— BEGIN RECORDS TO PROCESS —
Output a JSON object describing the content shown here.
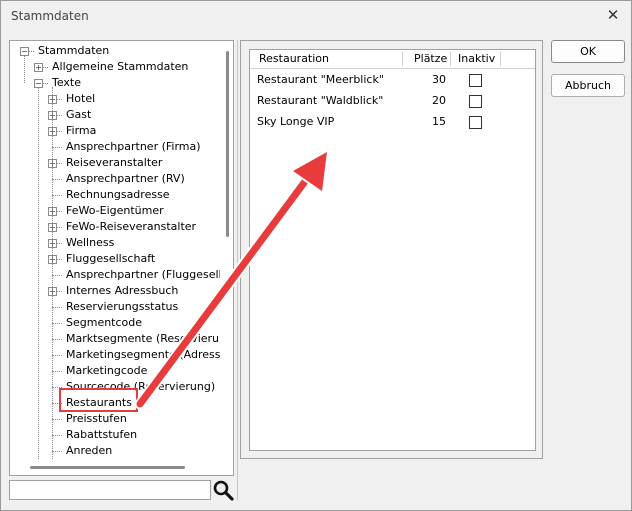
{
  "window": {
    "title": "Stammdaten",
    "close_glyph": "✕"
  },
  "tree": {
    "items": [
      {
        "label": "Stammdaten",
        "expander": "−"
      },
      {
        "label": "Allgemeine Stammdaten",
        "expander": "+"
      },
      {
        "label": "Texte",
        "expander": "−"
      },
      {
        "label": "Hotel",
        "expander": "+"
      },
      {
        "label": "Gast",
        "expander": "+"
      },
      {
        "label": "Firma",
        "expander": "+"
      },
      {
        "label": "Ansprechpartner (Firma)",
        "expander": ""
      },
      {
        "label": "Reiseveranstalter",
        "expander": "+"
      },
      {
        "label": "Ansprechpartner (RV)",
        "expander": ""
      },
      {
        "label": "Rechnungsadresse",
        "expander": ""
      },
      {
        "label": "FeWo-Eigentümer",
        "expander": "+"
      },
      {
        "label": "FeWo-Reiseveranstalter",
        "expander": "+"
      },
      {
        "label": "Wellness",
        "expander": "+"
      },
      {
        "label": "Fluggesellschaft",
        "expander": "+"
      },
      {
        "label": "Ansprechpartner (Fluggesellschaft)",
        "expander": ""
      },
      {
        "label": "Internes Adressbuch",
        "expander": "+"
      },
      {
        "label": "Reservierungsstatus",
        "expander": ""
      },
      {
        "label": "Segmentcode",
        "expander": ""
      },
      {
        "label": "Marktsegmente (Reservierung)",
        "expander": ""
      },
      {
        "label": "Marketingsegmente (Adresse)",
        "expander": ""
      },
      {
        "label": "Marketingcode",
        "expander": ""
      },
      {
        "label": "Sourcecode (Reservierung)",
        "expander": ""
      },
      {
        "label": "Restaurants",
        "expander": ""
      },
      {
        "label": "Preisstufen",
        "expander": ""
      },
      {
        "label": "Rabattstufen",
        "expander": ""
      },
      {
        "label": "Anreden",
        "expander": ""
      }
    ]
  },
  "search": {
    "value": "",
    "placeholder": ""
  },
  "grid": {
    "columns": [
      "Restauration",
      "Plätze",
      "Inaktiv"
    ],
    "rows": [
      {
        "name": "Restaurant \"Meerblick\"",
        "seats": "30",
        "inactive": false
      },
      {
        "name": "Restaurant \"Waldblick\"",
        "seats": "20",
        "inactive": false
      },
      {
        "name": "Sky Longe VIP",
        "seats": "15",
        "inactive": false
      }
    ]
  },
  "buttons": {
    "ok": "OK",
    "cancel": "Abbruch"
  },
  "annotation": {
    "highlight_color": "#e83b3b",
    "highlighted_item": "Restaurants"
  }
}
— END RECORDS TO PROCESS —
— BEGIN RECORDS TO PROCESS —
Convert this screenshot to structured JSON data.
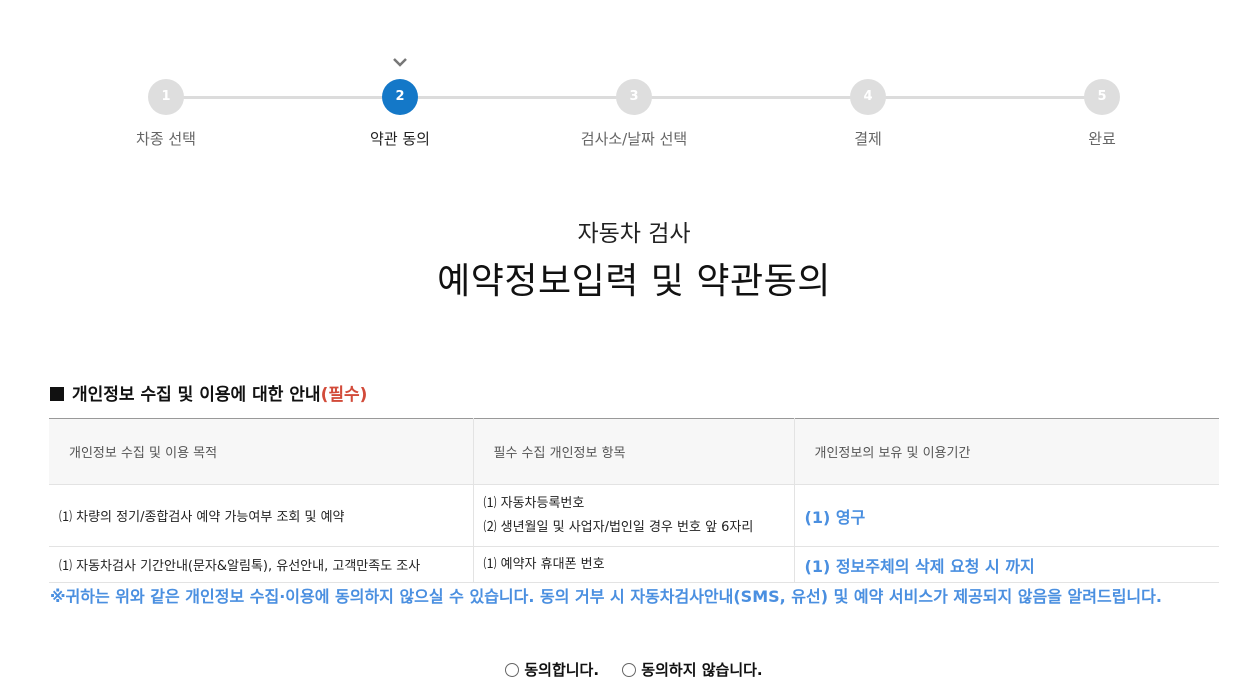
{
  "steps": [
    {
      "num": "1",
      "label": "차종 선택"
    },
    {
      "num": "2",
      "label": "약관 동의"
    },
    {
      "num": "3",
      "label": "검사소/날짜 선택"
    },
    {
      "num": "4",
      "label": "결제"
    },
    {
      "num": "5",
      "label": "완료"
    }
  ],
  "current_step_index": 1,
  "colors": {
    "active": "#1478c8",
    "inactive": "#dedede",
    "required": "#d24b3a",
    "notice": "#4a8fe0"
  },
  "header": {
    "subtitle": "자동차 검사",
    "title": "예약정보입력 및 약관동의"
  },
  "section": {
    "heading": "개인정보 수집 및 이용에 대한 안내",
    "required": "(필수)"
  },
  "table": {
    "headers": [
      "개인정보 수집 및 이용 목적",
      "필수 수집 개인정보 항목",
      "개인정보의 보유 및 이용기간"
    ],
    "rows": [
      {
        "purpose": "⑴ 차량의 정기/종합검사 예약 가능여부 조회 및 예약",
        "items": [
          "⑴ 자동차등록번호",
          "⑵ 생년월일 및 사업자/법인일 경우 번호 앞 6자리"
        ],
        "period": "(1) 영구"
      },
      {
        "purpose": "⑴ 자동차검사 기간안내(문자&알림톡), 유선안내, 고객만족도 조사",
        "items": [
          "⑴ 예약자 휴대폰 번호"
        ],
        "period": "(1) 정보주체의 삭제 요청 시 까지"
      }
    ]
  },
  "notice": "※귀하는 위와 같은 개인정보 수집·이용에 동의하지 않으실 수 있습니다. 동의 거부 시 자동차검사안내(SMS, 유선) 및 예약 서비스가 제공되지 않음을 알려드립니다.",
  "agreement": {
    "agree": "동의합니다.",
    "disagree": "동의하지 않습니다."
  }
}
— END RECORDS TO PROCESS —
Go through the material and select each line with the string "Stammdaten" in it.

    "title": "Stammdaten",
        "label": "Stammdaten",
        "label": "Allgemeine Stammdaten",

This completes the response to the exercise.